◆ Challenge
Repeat the material in full. Keep every line exactly as it is.

─── Information provided ───

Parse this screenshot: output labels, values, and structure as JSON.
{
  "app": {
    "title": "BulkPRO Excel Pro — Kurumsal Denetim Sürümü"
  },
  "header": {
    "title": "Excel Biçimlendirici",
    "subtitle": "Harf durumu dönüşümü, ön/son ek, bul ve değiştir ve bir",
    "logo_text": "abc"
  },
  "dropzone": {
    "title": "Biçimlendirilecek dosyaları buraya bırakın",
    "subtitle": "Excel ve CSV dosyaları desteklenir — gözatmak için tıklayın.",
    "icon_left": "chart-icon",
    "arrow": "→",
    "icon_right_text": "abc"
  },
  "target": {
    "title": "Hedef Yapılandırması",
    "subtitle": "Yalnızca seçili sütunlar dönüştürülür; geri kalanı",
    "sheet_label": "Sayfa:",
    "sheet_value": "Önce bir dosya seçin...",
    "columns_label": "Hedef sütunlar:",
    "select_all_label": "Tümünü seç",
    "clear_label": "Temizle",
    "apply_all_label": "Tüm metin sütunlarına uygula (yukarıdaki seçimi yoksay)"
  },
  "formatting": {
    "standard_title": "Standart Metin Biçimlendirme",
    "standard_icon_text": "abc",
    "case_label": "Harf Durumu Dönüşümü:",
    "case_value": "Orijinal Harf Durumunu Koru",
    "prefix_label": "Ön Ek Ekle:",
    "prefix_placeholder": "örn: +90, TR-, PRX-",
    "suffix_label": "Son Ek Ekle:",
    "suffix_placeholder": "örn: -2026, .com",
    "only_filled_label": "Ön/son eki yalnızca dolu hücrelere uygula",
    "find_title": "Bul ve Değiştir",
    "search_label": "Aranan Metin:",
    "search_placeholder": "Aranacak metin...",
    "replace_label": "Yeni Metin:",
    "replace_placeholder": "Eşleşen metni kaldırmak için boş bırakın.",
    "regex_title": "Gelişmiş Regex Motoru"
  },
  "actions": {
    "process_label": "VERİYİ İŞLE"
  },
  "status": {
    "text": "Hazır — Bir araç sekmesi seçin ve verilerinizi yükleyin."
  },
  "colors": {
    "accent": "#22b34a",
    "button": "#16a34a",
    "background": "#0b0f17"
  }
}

───

◆ Task solution
Parse this screenshot: output labels, values, and structure as JSON.
{
  "app": {
    "title": "BulkPRO Excel Pro — Kurumsal Denetim Sürümü"
  },
  "header": {
    "title": "Excel Biçimlendirici",
    "subtitle": "Harf durumu dönüşümü, ön/son ek, bul ve değiştir ve bir",
    "logo_text": "abc"
  },
  "dropzone": {
    "title": "Biçimlendirilecek dosyaları buraya bırakın",
    "subtitle": "Excel ve CSV dosyaları desteklenir — gözatmak için tıklayın.",
    "icon_left": "chart-icon",
    "arrow": "→",
    "icon_right_text": "abc"
  },
  "target": {
    "title": "Hedef Yapılandırması",
    "subtitle": "Yalnızca seçili sütunlar dönüştürülür; geri kalanı",
    "sheet_label": "Sayfa:",
    "sheet_value": "Önce bir dosya seçin...",
    "columns_label": "Hedef sütunlar:",
    "select_all_label": "Tümünü seç",
    "clear_label": "Temizle",
    "apply_all_label": "Tüm metin sütunlarına uygula (yukarıdaki seçimi yoksay)"
  },
  "formatting": {
    "standard_title": "Standart Metin Biçimlendirme",
    "standard_icon_text": "abc",
    "case_label": "Harf Durumu Dönüşümü:",
    "case_value": "Orijinal Harf Durumunu Koru",
    "prefix_label": "Ön Ek Ekle:",
    "prefix_placeholder": "örn: +90, TR-, PRX-",
    "suffix_label": "Son Ek Ekle:",
    "suffix_placeholder": "örn: -2026, .com",
    "only_filled_label": "Ön/son eki yalnızca dolu hücrelere uygula",
    "find_title": "Bul ve Değiştir",
    "search_label": "Aranan Metin:",
    "search_placeholder": "Aranacak metin...",
    "replace_label": "Yeni Metin:",
    "replace_placeholder": "Eşleşen metni kaldırmak için boş bırakın.",
    "regex_title": "Gelişmiş Regex Motoru"
  },
  "actions": {
    "process_label": "VERİYİ İŞLE"
  },
  "status": {
    "text": "Hazır — Bir araç sekmesi seçin ve verilerinizi yükleyin."
  },
  "colors": {
    "accent": "#22b34a",
    "button": "#16a34a",
    "background": "#0b0f17"
  }
}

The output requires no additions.